Your task: Below are records. Copy every line with "this" in it.

Data items:

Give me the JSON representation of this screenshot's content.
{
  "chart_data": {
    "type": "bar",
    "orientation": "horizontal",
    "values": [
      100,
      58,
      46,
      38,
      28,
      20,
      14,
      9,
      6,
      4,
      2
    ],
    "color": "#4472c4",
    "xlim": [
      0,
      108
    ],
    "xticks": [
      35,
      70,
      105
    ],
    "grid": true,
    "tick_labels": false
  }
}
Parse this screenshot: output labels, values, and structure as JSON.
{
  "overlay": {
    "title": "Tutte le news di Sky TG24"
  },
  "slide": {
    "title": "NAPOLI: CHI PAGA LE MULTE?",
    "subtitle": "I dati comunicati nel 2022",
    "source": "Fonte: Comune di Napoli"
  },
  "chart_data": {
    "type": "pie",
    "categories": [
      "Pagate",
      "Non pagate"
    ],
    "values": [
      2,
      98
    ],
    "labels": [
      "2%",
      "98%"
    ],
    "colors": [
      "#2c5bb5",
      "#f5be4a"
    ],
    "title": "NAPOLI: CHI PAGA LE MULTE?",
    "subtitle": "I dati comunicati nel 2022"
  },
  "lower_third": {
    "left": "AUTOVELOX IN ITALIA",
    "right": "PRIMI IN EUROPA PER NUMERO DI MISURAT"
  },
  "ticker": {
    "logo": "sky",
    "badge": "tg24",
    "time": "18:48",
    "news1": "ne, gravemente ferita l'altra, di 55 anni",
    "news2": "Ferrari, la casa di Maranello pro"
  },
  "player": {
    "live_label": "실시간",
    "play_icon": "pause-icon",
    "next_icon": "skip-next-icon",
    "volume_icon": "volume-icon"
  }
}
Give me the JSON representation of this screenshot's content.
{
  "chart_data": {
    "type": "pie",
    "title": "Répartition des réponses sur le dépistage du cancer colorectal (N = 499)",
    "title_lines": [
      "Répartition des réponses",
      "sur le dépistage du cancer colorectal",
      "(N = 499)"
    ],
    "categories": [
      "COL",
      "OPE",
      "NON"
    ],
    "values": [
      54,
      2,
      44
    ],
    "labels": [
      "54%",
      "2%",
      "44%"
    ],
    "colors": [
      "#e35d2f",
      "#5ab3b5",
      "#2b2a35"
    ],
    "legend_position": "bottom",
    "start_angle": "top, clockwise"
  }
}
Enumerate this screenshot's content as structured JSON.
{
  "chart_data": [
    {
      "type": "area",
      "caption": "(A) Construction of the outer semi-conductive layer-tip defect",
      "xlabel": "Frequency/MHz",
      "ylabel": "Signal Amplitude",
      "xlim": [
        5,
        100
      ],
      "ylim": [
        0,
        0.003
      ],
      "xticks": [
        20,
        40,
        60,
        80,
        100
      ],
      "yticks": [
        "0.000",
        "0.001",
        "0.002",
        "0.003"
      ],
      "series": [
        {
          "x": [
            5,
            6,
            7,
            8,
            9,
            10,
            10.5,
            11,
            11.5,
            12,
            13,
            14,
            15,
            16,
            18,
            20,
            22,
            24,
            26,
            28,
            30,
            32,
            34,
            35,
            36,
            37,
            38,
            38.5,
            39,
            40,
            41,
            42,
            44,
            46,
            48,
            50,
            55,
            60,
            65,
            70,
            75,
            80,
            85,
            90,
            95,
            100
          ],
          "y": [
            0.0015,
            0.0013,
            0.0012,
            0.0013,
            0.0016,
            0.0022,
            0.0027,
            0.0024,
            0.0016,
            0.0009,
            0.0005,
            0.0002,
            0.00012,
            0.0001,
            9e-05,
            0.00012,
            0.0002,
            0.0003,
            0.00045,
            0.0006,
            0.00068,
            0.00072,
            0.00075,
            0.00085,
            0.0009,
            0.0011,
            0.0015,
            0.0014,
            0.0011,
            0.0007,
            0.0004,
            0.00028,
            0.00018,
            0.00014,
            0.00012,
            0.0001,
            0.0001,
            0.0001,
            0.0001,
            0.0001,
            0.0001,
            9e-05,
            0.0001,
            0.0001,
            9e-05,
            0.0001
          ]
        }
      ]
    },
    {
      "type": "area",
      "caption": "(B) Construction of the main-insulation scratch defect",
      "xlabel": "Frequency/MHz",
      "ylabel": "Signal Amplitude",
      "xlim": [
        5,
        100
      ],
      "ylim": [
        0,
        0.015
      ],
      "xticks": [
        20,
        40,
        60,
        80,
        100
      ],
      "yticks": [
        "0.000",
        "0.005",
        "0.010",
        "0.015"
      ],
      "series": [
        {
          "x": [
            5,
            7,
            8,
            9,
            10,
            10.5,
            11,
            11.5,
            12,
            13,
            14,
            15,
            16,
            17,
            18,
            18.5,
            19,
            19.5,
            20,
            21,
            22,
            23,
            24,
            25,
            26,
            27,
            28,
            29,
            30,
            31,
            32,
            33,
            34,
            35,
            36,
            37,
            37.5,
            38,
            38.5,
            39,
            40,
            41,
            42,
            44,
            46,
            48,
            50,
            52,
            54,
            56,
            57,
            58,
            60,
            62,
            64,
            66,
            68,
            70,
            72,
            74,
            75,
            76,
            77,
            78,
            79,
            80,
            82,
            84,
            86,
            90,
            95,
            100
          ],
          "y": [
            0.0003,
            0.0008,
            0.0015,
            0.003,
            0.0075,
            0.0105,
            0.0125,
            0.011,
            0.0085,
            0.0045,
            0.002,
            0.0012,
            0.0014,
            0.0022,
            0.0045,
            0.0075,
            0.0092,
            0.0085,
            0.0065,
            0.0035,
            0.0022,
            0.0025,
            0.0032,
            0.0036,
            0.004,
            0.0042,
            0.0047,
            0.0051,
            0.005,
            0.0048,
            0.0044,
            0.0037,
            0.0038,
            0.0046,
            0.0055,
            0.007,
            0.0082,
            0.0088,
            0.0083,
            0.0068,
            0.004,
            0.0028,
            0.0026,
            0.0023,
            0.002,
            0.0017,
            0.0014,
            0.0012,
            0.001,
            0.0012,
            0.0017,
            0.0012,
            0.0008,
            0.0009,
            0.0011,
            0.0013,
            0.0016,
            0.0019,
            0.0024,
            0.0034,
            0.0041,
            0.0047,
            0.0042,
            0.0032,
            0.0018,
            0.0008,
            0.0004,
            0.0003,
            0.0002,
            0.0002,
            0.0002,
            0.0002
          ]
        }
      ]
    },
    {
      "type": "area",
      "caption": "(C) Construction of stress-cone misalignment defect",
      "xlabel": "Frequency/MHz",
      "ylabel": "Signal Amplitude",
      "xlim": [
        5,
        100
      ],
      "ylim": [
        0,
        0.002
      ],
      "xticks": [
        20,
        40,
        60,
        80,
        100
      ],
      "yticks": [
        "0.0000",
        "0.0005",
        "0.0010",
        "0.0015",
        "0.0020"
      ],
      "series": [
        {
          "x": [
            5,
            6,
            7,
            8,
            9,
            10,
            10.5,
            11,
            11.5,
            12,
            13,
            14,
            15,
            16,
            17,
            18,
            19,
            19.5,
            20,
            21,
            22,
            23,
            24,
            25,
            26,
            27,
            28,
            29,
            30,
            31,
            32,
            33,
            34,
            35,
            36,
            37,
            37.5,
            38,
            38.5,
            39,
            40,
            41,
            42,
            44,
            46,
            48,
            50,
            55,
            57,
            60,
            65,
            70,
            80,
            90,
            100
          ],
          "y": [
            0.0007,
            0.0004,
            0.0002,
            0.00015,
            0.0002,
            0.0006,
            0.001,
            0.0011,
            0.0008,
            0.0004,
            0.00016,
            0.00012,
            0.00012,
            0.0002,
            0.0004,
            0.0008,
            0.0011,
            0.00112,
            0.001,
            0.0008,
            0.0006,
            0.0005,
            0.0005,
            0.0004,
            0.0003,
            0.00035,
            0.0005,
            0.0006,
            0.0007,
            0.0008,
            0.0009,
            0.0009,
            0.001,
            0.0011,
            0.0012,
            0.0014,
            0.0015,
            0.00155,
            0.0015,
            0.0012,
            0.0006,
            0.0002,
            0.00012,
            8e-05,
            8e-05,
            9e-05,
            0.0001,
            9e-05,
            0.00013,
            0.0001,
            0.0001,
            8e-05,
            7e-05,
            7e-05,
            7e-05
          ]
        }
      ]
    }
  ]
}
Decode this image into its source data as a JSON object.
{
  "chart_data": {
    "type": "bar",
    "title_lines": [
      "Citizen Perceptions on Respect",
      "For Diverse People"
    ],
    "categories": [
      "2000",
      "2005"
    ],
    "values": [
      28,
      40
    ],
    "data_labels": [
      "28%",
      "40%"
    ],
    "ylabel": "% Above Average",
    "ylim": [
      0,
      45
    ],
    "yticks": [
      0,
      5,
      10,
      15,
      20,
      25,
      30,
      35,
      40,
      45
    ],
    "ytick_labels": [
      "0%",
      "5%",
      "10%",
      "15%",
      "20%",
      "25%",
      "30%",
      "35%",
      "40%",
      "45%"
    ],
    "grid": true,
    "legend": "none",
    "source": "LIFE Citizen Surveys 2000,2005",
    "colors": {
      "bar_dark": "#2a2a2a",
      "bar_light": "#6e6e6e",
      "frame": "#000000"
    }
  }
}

Written solution:
Give me the JSON representation of this screenshot's content.
Parse this screenshot: output labels, values, and structure as JSON.
Give me the JSON representation of this screenshot's content.
Enumerate this screenshot's content as structured JSON.
Decode this image into its source data as a JSON object.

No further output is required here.